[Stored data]
══════════

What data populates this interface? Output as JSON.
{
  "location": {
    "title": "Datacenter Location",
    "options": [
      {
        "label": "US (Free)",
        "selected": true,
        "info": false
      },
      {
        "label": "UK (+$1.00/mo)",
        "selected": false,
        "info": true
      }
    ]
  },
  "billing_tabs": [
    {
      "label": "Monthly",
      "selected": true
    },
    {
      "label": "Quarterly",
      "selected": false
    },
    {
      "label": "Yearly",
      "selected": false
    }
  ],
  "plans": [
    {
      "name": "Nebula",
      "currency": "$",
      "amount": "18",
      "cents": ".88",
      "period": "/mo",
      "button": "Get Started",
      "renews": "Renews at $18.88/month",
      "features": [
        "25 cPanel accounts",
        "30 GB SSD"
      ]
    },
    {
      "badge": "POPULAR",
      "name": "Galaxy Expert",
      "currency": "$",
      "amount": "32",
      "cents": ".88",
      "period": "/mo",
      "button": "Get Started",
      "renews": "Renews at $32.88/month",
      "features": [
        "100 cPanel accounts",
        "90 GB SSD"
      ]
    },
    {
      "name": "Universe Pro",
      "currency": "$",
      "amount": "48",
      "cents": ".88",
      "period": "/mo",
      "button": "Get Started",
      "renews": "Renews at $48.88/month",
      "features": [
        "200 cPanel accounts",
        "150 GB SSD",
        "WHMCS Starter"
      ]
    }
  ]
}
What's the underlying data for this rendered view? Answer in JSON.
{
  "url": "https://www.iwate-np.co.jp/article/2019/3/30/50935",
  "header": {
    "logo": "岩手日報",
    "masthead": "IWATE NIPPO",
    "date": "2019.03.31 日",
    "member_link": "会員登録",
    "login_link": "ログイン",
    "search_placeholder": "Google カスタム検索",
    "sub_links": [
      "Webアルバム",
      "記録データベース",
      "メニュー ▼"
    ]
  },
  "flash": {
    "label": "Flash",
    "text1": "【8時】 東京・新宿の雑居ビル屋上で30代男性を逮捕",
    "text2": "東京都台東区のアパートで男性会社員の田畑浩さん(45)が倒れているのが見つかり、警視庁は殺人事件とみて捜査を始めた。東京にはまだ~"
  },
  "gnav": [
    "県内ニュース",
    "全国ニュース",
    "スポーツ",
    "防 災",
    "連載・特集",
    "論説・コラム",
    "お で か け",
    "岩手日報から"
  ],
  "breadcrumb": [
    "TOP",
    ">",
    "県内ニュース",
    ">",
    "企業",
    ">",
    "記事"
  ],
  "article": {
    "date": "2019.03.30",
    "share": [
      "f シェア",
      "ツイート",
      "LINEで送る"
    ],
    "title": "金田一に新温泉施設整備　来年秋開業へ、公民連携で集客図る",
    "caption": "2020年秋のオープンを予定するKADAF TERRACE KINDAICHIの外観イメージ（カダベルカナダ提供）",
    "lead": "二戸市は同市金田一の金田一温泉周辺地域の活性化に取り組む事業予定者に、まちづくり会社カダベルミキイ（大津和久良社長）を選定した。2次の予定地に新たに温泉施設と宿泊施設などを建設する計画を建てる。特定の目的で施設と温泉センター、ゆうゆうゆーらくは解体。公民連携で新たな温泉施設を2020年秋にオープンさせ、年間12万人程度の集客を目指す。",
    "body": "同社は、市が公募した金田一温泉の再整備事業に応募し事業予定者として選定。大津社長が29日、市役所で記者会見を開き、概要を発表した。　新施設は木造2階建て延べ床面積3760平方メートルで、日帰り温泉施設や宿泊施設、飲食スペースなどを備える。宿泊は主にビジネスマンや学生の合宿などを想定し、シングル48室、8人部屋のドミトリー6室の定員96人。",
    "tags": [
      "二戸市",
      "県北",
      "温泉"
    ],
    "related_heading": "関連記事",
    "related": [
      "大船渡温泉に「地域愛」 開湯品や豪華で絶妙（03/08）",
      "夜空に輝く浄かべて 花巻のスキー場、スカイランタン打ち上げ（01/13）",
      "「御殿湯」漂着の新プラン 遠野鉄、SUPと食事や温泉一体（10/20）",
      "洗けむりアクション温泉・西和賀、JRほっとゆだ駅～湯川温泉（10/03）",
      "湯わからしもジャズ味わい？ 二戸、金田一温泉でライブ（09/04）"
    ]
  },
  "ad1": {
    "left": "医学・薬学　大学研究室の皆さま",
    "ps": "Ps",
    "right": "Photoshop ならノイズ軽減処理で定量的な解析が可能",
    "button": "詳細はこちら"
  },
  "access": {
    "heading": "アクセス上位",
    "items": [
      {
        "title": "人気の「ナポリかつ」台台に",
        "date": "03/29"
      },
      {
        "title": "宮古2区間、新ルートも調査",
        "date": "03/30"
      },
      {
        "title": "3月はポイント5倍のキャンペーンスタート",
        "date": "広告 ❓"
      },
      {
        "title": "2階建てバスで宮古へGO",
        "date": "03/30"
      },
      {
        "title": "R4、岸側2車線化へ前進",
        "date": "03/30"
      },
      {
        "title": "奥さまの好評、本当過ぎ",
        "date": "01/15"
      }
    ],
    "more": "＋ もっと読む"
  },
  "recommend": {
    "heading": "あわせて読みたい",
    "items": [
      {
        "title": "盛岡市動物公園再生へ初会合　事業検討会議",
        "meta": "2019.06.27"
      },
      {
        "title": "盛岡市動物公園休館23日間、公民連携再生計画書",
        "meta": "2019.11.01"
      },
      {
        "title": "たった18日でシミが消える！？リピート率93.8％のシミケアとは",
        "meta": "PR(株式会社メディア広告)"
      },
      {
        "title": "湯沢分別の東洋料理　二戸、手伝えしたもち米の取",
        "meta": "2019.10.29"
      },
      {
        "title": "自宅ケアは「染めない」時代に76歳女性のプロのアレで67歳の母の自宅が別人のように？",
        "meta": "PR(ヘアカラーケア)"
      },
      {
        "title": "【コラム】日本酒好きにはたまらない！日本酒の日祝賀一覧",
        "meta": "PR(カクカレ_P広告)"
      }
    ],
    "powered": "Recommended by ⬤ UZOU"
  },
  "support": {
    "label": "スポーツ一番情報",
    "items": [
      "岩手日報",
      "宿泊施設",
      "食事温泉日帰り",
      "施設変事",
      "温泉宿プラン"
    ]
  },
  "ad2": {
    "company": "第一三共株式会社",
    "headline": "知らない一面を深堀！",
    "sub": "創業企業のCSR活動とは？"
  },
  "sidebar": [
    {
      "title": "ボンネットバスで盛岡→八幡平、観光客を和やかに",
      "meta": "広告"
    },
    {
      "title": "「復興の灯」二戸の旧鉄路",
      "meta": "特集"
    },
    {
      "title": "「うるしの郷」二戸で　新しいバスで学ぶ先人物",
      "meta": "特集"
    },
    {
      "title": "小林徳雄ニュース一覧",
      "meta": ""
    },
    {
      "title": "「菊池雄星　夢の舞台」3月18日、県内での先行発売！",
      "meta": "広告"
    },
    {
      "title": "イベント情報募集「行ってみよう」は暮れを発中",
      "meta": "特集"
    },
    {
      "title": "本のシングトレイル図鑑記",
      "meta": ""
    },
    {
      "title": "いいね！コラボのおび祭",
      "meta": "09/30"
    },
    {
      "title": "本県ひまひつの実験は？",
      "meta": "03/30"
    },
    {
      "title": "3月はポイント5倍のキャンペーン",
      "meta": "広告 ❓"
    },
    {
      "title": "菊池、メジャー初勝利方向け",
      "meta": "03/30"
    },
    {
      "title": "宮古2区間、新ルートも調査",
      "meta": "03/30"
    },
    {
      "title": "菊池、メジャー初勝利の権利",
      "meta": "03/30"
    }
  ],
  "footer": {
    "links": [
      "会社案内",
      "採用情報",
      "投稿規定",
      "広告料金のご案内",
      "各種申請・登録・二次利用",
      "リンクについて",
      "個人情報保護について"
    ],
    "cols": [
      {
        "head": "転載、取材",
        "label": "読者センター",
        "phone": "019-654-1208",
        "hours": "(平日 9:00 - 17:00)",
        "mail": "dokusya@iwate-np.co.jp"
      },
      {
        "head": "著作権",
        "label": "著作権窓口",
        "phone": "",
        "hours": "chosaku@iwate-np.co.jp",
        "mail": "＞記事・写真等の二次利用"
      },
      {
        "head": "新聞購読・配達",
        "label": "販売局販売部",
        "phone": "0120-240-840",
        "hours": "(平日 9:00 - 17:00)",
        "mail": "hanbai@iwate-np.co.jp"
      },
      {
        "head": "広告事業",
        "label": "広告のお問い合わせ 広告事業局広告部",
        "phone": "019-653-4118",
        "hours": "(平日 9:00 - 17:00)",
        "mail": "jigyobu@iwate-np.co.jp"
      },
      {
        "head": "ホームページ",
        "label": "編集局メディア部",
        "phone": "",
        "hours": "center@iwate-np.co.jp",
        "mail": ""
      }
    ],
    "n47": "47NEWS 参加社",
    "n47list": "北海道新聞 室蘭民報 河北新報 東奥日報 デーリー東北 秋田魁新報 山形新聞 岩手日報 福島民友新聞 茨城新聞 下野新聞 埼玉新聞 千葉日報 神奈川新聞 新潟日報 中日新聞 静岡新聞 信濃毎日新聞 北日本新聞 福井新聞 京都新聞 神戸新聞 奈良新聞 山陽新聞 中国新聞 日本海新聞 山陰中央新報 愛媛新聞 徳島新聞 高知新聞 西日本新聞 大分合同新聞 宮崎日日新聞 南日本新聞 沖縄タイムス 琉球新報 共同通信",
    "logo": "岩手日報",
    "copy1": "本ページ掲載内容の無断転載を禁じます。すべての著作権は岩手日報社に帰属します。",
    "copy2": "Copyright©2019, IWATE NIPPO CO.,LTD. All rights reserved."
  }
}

══════════

• _Stated problem_:
Gather up, from the records above, each line where the word "name" appears.

• _Solution to the problem_:
      "name": "Nebula",
      "name": "Galaxy Expert",
      "name": "Universe Pro",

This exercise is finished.